Challenge: Where a line of the listing below includes the word "magasan", reproduce that line.

Data provided:
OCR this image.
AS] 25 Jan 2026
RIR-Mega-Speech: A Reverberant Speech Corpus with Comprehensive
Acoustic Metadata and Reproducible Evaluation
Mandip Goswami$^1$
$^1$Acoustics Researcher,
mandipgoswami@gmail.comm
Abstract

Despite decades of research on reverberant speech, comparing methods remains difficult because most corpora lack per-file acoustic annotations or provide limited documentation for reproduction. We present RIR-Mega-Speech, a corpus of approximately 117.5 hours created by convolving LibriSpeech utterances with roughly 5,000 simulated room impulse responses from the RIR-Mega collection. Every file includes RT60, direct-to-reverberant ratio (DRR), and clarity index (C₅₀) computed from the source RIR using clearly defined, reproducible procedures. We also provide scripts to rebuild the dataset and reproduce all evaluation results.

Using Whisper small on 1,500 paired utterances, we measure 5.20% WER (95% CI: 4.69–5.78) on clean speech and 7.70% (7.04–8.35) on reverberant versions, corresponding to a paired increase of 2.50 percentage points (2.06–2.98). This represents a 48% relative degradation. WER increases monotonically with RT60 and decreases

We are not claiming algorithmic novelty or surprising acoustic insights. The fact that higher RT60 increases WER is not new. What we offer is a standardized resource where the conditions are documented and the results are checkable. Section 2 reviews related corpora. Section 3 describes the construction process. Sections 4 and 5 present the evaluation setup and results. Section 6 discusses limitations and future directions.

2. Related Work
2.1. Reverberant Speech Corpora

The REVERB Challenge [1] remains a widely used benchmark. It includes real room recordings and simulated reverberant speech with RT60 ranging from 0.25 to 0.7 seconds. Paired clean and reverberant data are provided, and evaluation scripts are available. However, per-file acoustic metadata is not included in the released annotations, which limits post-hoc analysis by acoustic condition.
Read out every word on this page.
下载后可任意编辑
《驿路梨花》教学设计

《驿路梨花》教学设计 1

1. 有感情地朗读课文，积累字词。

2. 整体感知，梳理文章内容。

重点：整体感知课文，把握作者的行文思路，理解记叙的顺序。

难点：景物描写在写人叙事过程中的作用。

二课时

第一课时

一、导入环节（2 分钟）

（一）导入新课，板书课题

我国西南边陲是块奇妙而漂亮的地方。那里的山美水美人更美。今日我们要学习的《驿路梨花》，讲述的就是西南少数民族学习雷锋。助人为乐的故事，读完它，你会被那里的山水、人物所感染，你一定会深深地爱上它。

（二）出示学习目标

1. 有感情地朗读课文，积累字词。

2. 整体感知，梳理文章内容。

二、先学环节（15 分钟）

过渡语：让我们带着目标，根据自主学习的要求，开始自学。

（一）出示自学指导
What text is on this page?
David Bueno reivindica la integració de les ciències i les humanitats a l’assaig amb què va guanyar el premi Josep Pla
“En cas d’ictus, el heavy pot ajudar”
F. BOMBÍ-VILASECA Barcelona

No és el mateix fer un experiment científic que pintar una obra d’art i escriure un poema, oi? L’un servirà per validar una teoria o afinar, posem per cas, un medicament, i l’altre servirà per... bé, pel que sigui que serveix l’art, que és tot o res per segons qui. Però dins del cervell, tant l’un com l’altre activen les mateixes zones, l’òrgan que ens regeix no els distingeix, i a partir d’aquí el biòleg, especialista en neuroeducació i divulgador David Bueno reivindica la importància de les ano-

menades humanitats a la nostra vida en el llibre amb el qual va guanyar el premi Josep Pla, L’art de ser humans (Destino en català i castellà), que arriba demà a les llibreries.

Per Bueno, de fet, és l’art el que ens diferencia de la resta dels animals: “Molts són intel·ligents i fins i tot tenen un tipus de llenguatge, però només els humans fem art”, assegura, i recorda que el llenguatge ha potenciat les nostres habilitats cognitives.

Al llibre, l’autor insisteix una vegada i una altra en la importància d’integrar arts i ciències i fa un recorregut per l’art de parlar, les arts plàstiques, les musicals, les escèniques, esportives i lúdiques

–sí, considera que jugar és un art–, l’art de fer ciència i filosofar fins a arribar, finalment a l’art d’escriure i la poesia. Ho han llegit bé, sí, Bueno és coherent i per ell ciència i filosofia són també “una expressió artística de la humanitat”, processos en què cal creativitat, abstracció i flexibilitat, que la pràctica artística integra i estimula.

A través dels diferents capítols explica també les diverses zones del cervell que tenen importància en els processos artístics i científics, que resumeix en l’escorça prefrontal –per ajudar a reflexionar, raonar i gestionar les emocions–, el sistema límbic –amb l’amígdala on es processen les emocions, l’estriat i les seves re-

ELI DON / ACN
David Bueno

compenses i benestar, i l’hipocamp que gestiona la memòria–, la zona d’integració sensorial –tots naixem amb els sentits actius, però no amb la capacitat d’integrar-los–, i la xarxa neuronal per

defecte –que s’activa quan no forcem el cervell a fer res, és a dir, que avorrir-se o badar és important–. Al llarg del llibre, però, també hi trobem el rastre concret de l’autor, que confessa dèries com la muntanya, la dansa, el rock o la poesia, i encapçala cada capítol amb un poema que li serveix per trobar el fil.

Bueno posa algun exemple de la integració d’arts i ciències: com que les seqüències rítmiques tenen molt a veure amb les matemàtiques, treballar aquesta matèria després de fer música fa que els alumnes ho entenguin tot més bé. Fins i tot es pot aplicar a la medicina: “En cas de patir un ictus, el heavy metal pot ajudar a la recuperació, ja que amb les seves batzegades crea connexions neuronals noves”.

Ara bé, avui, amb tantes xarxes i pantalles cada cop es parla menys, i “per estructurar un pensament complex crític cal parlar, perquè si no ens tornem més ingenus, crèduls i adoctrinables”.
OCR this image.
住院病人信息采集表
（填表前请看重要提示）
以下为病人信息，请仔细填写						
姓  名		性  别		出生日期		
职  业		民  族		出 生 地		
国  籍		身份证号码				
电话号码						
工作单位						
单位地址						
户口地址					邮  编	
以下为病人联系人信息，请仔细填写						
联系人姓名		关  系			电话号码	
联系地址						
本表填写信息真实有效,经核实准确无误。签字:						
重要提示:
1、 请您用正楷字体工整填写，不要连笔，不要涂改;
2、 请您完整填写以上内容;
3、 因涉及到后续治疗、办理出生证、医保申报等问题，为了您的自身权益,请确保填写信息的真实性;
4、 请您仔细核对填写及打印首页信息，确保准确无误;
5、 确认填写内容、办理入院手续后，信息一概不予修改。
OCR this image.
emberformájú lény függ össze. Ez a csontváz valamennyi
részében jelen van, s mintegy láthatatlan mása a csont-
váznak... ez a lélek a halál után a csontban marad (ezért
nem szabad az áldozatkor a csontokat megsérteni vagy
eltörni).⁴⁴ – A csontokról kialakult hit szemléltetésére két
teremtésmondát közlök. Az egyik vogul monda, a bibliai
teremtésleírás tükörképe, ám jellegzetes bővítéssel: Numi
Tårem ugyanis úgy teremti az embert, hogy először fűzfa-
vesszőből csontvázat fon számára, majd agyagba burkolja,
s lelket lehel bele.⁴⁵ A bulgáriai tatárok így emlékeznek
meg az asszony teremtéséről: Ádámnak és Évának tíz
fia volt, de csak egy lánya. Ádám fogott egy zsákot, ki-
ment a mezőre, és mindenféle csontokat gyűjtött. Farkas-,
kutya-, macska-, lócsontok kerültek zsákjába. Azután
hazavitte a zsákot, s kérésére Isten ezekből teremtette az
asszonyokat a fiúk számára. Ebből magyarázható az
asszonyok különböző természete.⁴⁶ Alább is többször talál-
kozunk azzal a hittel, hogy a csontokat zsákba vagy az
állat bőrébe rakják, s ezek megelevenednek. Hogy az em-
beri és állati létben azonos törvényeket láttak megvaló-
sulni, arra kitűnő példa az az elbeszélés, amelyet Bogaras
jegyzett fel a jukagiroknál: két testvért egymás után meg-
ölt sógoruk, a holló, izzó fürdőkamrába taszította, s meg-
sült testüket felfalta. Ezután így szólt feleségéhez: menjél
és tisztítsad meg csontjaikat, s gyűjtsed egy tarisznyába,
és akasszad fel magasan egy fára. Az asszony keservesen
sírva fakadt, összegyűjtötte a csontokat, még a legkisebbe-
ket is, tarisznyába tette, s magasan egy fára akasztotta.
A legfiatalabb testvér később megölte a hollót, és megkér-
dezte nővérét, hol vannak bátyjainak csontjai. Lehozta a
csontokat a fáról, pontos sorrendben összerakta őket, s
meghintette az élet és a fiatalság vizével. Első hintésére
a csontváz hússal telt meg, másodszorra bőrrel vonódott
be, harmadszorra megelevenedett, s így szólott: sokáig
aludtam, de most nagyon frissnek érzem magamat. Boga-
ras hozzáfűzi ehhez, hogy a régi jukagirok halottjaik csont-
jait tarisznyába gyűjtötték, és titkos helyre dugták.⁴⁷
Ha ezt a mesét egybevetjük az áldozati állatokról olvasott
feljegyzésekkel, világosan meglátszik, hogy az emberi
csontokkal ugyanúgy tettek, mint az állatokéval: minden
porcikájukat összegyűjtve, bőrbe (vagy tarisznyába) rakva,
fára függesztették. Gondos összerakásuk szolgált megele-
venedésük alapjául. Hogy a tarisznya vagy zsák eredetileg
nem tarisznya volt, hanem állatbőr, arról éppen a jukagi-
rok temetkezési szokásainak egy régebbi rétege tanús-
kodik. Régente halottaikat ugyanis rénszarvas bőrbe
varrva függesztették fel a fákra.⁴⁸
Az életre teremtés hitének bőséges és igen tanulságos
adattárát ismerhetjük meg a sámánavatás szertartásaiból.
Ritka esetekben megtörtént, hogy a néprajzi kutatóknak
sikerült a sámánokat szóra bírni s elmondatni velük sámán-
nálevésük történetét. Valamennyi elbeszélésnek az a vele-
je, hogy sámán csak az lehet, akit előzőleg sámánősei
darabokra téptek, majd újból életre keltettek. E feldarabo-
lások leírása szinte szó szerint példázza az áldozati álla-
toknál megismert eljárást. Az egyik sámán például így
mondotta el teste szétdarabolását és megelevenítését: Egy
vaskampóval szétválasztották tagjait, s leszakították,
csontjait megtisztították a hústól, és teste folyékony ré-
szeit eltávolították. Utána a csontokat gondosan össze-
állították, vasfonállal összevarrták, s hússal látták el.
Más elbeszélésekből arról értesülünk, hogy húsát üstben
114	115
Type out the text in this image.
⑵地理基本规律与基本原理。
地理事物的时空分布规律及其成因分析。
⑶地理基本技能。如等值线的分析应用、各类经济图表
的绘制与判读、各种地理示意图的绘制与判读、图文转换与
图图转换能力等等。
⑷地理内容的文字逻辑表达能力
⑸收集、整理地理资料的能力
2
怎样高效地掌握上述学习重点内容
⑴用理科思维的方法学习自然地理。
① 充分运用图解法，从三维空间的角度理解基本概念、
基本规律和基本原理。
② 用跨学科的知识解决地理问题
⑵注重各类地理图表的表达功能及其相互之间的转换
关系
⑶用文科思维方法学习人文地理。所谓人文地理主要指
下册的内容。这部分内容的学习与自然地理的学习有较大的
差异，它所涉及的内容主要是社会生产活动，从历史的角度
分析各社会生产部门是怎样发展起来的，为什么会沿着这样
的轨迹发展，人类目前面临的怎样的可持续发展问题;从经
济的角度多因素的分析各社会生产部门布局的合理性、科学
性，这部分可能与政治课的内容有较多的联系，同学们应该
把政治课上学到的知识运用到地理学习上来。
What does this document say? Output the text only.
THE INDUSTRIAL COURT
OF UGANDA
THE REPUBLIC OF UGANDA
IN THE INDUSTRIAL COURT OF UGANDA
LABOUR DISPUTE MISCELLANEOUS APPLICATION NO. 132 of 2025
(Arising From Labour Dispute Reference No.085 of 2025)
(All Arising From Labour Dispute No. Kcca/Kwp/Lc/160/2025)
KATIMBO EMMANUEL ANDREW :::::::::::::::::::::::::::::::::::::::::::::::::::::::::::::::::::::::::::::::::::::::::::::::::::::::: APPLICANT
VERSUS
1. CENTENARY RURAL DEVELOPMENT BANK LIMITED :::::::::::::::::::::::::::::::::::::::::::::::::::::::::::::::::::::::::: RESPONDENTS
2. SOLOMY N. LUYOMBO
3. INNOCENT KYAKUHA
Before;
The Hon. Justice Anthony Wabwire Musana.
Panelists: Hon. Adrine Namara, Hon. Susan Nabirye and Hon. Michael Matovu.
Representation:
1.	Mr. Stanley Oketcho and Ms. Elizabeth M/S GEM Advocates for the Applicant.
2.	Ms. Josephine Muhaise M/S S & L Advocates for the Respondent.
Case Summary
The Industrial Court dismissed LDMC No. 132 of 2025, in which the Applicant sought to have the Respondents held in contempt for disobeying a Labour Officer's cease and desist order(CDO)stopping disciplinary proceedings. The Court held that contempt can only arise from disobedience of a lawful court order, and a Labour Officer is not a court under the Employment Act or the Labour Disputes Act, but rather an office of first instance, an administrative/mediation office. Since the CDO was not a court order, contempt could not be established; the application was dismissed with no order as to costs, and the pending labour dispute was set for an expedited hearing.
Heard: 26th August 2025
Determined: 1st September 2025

Output for this task:
és akasszad fel magasan egy fára. Az asszony keservesen
ket is, tarisznyába tette, s magasan egy fára akasztotta.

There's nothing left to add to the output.